Challenge: Give the number of lines that contain the string "disorder", and nothing else.

The input:

:::::

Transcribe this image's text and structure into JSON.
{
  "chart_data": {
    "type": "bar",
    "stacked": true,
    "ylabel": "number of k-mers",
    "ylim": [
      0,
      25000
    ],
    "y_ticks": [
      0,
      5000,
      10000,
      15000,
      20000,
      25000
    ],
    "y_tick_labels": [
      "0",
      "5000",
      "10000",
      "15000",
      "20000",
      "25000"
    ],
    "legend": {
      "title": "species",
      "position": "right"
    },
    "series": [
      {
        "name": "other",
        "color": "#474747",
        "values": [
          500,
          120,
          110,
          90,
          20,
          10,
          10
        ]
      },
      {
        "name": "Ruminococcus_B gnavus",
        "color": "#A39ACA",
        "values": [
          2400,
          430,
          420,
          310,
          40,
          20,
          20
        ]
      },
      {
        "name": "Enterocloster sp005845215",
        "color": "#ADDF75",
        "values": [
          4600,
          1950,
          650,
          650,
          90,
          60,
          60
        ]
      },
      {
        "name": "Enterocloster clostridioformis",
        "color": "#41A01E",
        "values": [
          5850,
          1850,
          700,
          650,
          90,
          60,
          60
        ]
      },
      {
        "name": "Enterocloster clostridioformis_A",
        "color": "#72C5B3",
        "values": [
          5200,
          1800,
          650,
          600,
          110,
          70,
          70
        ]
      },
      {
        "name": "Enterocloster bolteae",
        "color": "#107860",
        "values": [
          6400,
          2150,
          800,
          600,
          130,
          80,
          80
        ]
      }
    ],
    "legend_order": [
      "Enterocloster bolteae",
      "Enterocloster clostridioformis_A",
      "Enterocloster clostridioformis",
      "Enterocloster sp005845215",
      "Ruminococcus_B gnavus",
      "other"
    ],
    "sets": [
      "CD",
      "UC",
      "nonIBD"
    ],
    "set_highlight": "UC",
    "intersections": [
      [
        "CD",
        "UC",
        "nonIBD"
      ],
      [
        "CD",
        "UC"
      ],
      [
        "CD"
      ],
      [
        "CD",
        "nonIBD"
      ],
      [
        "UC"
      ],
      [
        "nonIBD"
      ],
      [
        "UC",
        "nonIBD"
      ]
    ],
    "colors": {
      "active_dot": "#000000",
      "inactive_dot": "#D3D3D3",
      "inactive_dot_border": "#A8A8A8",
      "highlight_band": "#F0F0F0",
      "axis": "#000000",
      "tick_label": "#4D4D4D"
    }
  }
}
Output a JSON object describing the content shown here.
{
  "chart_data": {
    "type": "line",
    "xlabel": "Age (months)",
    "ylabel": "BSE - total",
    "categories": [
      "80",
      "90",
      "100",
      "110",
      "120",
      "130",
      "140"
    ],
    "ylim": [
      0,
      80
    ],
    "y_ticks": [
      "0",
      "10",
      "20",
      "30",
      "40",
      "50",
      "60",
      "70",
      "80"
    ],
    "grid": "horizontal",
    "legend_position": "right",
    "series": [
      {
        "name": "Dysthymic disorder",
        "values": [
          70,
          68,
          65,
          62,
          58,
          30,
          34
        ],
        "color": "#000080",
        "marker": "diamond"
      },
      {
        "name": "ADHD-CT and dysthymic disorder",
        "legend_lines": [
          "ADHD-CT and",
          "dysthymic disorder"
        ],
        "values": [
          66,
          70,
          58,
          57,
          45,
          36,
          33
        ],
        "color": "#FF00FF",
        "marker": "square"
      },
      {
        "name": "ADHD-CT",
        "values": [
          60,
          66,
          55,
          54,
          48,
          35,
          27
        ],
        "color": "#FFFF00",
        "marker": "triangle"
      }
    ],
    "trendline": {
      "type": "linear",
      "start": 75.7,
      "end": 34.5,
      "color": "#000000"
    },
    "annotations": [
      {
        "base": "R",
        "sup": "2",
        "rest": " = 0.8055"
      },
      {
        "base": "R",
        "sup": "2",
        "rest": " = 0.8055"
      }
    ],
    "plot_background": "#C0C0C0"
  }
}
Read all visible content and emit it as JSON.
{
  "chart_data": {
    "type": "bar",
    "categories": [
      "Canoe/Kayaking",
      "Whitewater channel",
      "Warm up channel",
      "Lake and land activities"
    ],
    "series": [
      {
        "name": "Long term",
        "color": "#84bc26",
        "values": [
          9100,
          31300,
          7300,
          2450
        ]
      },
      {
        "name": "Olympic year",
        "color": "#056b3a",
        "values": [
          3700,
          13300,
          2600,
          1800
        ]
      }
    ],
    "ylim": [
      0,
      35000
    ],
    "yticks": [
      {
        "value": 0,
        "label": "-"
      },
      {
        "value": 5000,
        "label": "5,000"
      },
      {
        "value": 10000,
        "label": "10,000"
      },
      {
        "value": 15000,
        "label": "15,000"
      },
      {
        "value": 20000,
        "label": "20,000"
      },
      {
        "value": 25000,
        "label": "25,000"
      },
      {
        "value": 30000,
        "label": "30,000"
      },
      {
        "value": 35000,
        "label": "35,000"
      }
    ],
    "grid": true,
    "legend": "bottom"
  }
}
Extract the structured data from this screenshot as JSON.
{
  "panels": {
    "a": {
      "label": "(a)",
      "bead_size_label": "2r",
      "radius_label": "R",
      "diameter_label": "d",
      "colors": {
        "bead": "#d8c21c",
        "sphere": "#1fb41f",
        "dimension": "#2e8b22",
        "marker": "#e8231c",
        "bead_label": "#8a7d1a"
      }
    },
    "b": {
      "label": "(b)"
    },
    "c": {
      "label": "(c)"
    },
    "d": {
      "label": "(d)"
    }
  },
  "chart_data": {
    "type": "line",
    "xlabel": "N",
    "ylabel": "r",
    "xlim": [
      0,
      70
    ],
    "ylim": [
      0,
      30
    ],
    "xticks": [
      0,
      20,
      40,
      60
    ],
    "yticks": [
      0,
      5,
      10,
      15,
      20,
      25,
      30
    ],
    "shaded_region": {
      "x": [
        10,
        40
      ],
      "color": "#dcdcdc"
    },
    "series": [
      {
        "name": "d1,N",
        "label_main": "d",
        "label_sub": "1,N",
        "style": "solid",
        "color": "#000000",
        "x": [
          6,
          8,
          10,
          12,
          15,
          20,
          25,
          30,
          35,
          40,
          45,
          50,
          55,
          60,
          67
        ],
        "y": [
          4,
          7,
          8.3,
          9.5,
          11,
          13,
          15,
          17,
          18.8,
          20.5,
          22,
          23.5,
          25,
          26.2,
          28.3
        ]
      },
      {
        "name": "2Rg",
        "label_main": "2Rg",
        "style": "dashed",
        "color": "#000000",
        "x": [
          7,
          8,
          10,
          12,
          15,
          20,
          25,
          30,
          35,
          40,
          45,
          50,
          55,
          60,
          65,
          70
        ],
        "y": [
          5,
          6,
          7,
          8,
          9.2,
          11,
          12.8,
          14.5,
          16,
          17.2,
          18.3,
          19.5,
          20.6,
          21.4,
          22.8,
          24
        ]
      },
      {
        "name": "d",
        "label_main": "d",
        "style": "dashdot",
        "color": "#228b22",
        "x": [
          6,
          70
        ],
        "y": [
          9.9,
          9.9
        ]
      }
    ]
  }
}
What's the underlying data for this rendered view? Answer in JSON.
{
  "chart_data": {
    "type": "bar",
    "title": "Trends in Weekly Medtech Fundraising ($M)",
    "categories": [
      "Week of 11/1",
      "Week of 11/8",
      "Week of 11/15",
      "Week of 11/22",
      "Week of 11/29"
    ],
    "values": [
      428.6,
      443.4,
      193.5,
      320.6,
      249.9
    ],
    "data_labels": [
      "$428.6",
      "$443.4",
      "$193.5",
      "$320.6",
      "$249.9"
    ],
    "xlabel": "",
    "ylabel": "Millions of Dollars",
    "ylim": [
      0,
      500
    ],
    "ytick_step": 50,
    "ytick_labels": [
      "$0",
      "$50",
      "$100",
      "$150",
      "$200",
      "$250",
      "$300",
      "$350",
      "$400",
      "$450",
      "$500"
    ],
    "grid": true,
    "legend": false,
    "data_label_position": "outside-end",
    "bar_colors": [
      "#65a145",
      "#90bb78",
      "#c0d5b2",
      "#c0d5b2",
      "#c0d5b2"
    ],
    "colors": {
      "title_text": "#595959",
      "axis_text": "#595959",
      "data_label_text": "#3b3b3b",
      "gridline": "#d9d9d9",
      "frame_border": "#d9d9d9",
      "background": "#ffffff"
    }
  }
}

:::::

Exercise answer: 3